» What is required
Gather up the lines with the word "Murcia" in them.
== == ==
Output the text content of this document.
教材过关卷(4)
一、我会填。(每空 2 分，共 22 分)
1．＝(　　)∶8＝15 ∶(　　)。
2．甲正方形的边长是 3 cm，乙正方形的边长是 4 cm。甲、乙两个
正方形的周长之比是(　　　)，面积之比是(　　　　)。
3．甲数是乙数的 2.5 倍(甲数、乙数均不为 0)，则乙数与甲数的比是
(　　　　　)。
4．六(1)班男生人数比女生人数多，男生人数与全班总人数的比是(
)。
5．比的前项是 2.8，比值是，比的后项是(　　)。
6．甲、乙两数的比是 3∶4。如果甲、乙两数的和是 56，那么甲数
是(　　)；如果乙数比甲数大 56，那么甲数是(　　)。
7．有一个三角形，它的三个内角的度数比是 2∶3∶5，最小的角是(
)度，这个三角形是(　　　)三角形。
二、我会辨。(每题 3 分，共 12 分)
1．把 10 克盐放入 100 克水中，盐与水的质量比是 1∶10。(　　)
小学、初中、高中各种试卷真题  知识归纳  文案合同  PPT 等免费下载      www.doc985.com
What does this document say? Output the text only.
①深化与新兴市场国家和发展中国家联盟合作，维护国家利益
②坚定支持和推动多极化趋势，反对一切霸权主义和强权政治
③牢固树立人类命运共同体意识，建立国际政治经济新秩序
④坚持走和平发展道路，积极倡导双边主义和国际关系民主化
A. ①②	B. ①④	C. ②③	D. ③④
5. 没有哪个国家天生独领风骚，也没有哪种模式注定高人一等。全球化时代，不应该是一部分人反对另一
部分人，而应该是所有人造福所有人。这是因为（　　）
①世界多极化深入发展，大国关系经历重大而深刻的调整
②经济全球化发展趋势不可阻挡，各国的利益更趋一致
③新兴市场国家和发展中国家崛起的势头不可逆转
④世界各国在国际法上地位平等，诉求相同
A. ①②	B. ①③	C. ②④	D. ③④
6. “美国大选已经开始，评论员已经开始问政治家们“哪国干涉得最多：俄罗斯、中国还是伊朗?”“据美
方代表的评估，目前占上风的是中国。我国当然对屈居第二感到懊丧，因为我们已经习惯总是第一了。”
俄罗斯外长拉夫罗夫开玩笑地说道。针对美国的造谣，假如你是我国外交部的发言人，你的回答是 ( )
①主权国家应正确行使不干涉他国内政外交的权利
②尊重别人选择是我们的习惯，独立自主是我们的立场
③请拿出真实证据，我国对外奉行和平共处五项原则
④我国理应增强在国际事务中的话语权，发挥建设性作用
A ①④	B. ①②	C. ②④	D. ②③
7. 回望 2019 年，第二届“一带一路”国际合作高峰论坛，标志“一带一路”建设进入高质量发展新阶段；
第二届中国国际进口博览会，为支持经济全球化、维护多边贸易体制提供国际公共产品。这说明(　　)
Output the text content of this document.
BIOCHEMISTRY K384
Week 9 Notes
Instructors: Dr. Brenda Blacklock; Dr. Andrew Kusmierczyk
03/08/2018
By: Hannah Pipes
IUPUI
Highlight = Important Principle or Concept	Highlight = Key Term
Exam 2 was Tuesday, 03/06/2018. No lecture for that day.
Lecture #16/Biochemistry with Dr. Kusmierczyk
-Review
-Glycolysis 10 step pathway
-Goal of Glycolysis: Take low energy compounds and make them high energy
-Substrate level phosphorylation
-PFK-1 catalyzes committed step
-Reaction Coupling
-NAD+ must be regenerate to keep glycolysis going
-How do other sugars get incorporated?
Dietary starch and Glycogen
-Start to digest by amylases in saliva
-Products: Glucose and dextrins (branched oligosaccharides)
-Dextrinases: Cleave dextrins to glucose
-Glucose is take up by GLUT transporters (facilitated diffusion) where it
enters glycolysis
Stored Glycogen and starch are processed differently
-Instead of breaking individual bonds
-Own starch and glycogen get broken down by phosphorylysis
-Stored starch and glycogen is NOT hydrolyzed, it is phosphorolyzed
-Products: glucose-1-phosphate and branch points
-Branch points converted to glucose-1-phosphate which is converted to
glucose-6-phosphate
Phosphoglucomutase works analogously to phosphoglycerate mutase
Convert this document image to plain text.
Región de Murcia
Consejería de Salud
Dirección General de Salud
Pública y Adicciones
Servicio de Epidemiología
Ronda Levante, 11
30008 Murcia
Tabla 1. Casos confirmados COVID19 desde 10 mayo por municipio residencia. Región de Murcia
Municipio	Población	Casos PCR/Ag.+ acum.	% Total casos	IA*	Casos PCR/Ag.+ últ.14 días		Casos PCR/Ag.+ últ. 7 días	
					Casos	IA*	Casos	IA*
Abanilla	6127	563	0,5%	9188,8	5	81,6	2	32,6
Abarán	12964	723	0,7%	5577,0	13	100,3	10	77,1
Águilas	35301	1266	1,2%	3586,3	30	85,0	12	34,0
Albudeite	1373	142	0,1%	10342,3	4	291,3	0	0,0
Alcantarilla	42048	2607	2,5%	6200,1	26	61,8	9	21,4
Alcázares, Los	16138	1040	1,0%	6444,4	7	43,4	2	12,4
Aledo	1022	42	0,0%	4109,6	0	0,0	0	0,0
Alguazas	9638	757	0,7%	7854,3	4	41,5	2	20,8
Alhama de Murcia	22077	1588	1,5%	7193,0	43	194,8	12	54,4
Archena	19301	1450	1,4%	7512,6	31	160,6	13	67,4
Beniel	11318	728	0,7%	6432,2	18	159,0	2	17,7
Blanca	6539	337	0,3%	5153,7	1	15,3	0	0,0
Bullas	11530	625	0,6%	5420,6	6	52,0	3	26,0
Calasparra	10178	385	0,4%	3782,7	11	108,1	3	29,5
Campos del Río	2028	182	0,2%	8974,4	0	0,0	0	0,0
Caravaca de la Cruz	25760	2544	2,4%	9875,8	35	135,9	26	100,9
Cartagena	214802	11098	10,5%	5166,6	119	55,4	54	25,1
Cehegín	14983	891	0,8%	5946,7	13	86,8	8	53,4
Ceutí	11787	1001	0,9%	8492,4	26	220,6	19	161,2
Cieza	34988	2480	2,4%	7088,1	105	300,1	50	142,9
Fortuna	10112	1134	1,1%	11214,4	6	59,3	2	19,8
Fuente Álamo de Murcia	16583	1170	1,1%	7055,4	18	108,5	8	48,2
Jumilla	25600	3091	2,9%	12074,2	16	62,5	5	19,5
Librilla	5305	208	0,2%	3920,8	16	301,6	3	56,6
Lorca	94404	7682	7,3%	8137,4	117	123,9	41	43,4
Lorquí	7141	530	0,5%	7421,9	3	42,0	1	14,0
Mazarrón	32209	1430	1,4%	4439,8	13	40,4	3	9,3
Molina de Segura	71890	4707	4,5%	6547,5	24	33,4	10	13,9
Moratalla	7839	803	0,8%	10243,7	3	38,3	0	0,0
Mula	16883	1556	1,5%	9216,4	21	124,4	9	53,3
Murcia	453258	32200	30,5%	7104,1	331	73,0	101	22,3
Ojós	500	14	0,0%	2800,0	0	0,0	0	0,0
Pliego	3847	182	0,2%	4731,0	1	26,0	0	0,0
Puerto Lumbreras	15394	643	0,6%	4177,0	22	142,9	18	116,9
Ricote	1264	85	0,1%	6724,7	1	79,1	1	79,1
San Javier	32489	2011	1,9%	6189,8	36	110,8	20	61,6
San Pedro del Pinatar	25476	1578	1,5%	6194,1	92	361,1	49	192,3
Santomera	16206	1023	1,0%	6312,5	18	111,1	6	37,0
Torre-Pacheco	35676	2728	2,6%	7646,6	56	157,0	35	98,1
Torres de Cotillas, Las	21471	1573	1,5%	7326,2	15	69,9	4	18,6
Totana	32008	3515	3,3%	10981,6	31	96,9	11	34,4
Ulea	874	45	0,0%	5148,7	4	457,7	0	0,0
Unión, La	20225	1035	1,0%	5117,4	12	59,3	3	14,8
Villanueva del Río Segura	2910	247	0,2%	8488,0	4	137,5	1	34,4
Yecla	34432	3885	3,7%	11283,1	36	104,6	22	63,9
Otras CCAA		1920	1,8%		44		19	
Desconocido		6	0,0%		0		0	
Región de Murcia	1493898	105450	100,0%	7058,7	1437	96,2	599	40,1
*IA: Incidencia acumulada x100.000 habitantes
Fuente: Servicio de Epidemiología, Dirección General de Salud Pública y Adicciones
== == ==
» Output below
Región de Murcia
30008 Murcia
Tabla 1. Casos confirmados COVID19 desde 10 mayo por municipio residencia. Región de Murcia
Alhama de Murcia	22077	1588	1,5%	7193,0	43	194,8	12	54,4
Fuente Álamo de Murcia	16583	1170	1,1%	7055,4	18	108,5	8	48,2
Murcia	453258	32200	30,5%	7104,1	331	73,0	101	22,3
Región de Murcia	1493898	105450	100,0%	7058,7	1437	96,2	599	40,1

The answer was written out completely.